- SOURCE DATA:
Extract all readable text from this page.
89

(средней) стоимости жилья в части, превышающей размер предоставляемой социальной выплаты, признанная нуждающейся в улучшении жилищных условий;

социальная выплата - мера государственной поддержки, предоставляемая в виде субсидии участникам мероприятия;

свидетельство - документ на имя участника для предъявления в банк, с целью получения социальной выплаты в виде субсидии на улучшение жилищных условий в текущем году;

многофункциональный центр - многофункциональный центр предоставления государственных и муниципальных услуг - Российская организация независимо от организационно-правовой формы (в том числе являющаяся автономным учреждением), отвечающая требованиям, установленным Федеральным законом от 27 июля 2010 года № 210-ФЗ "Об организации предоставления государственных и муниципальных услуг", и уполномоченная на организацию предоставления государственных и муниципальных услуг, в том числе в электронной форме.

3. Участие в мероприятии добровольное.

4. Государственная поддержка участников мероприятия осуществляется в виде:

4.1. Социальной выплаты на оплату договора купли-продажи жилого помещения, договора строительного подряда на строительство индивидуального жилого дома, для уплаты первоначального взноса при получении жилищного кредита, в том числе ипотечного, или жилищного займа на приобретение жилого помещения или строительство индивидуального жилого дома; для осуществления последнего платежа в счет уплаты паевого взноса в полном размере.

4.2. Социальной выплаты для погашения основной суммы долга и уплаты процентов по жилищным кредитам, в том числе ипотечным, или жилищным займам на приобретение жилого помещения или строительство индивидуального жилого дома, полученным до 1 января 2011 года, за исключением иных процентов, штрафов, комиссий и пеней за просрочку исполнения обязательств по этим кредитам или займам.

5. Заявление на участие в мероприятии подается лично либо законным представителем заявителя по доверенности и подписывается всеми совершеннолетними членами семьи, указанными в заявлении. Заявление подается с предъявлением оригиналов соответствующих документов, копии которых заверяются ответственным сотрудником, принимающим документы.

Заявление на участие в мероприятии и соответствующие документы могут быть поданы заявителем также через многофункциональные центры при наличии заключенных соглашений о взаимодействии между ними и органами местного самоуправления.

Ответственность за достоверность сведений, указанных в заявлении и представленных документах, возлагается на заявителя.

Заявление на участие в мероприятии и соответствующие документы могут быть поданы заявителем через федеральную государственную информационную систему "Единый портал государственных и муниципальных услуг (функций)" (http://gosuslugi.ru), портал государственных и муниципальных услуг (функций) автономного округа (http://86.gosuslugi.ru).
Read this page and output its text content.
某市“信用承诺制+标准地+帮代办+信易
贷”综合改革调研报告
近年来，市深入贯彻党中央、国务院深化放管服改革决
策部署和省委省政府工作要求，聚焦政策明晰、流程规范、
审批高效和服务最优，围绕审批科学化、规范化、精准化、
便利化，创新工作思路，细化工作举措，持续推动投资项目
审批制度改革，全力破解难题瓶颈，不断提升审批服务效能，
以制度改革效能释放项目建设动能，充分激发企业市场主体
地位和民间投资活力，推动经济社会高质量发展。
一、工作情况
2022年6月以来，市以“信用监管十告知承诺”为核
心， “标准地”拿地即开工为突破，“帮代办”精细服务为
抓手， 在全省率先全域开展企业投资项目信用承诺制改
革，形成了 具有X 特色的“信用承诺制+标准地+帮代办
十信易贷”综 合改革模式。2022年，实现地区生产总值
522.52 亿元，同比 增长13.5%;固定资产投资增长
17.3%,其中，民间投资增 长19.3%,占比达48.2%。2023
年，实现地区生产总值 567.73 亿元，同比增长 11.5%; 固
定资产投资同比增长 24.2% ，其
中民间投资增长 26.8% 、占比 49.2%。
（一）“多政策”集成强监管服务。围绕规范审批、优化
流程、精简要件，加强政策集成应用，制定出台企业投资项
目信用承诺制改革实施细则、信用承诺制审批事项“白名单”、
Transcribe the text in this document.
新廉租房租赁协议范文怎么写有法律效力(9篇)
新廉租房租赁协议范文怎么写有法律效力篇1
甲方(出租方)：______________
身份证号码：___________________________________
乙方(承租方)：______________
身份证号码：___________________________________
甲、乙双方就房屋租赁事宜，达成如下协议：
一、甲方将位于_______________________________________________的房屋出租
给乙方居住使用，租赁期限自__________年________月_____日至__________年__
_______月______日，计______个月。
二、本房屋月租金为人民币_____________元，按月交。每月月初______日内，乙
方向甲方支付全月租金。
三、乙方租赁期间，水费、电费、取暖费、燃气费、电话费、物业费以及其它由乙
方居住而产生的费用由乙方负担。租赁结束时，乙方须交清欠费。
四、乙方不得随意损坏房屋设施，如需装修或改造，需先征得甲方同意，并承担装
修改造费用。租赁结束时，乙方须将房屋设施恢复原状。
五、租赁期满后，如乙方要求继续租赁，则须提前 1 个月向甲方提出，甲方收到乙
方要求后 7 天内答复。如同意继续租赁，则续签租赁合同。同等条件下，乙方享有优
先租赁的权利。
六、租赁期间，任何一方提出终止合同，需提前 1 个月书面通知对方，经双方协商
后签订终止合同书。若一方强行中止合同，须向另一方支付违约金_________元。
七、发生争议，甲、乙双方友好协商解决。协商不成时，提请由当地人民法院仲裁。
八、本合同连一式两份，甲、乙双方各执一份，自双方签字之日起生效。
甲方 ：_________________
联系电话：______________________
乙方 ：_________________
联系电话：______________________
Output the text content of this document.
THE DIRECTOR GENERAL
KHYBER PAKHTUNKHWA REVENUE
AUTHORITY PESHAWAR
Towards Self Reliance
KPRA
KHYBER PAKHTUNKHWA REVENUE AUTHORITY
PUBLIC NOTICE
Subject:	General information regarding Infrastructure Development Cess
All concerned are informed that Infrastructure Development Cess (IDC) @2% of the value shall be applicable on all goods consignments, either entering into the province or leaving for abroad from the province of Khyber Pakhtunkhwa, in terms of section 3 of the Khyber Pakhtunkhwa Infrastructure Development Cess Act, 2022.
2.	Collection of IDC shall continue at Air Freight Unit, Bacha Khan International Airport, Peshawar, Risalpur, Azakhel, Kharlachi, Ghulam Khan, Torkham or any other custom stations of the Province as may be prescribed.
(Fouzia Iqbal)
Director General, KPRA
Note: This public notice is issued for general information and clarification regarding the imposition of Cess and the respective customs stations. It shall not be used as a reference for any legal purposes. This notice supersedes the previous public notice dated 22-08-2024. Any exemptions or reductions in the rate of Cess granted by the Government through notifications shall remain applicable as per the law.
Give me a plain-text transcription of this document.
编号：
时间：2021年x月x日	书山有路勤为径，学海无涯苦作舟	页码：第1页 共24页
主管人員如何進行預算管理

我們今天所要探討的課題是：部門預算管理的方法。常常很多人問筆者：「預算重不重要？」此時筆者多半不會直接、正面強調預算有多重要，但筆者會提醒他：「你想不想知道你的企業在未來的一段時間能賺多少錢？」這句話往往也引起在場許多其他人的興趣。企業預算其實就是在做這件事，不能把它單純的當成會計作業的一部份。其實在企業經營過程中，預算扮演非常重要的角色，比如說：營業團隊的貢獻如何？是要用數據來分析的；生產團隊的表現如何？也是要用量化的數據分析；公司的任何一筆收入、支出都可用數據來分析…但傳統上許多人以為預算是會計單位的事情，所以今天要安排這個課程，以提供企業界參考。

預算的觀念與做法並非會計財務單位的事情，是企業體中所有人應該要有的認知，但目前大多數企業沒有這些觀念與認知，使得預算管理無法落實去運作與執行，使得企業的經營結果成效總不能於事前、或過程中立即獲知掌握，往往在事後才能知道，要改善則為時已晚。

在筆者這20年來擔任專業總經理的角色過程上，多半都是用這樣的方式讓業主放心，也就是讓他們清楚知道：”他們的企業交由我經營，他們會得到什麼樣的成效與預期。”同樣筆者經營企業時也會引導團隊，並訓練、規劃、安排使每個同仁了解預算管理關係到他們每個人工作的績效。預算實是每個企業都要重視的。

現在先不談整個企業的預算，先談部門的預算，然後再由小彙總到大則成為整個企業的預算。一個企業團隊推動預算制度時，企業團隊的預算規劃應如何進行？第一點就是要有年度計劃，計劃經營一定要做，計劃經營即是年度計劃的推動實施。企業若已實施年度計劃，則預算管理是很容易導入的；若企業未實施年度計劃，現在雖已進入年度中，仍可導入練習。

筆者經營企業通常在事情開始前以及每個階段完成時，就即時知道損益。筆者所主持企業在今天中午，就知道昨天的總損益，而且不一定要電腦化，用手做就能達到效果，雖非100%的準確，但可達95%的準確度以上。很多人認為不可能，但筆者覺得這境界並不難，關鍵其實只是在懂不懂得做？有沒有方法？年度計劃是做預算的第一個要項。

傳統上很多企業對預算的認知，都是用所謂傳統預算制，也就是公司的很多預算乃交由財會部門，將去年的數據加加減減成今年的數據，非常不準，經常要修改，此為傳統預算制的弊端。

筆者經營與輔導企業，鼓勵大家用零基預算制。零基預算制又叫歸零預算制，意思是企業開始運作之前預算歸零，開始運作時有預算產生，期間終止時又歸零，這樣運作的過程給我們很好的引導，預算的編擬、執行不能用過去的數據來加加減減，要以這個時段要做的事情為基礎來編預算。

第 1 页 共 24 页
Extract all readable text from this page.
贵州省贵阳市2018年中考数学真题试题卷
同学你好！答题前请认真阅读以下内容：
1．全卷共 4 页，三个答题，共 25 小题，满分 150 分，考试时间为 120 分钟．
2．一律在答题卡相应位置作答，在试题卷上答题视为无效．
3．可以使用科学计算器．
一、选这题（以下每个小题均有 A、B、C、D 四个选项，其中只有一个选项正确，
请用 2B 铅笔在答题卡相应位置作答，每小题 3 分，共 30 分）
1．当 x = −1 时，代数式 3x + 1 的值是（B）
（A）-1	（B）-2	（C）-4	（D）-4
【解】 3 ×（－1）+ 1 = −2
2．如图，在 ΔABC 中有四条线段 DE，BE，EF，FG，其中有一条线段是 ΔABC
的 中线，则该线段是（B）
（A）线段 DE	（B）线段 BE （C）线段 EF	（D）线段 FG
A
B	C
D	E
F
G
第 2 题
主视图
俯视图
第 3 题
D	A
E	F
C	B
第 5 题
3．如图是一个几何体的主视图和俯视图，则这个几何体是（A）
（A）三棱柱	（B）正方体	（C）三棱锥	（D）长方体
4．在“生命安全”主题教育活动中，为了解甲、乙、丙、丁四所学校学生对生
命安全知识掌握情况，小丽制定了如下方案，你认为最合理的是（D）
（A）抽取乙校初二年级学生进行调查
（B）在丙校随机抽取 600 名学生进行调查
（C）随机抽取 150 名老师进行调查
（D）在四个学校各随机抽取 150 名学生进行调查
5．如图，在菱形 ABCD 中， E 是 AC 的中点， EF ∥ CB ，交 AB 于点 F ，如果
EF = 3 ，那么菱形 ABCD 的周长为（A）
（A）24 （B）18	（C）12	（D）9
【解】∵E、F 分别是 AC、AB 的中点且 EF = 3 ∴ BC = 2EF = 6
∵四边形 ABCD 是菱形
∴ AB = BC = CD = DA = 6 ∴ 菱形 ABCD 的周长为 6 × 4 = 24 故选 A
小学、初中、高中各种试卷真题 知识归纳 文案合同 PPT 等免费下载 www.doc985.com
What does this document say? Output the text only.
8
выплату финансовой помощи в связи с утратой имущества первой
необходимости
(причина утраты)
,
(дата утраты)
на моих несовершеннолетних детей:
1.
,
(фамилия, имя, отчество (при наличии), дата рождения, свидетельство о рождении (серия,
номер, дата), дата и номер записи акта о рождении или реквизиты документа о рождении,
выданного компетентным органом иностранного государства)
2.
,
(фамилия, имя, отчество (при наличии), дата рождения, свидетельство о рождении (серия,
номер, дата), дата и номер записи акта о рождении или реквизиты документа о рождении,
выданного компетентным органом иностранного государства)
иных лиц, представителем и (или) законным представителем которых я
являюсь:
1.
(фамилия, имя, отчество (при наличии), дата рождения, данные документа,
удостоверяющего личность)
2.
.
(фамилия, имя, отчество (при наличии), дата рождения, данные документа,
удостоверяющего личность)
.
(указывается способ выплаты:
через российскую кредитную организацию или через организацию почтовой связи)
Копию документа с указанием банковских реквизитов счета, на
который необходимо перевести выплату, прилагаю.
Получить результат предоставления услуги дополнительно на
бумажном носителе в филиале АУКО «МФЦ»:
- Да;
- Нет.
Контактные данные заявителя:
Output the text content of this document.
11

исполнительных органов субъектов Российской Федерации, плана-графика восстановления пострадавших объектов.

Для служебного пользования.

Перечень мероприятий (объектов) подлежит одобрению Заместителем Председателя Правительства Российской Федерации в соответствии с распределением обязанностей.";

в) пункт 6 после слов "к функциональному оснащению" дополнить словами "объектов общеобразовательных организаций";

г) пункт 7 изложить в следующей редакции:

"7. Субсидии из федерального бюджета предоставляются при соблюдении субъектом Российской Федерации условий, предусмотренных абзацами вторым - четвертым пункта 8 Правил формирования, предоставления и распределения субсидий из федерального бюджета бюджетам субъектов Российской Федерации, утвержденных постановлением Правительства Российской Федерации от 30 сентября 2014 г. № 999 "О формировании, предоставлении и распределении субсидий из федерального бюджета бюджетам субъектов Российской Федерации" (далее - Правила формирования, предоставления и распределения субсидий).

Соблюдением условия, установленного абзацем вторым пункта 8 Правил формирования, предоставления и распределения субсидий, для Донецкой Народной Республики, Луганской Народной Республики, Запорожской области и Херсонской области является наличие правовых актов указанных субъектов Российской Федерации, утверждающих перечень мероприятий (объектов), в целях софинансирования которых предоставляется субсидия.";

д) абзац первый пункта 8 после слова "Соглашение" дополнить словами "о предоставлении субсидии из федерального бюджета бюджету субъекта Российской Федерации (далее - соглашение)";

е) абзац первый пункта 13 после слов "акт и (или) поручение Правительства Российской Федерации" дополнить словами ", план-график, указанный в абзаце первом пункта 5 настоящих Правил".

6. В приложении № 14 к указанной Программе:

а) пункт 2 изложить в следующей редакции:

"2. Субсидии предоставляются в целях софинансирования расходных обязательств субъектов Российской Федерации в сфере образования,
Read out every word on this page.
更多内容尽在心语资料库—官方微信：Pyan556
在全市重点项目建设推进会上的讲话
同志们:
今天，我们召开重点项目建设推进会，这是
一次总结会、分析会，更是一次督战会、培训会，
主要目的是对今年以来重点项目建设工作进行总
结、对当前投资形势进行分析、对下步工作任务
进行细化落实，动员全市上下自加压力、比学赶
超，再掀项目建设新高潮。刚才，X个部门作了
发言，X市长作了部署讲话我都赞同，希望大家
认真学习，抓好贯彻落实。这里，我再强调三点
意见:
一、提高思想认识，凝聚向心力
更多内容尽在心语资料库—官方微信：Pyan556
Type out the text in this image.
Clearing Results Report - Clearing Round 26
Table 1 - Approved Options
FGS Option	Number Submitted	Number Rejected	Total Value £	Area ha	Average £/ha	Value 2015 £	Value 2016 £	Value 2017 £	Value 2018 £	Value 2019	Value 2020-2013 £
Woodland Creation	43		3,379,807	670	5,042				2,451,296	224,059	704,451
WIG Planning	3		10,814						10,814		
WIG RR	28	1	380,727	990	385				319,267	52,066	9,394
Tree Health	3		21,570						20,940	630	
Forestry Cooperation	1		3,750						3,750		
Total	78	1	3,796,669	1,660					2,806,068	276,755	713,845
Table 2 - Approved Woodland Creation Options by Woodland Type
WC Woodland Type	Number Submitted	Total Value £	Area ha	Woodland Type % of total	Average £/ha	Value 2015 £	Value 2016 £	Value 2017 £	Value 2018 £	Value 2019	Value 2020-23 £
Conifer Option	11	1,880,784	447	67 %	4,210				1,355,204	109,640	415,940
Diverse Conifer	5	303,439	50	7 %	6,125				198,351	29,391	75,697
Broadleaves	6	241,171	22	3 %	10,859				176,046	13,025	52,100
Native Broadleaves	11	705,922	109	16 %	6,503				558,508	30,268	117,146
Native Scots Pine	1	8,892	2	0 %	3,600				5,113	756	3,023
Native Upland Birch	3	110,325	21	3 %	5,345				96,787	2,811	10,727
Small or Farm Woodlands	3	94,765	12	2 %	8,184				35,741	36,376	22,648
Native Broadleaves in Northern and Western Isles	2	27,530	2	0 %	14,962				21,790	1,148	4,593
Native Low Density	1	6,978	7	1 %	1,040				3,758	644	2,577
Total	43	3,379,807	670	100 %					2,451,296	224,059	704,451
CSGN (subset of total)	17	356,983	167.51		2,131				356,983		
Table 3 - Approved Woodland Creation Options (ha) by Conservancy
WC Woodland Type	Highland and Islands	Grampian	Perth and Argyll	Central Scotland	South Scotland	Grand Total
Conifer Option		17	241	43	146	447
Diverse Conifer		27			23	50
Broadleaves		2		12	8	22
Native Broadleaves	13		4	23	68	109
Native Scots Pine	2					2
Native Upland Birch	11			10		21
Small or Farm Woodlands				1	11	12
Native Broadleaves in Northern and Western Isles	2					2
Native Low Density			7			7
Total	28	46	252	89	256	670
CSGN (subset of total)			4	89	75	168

- WORK TO DO: Copy out every line of the listing that contains the string "实现地区生产总值".

- ANSWER TO THIS PROBLEM:
十信易贷”综 合改革模式。2022年，实现地区生产总值
年，实现地区生产总值 567.73 亿元，同比增长 11.5%; 固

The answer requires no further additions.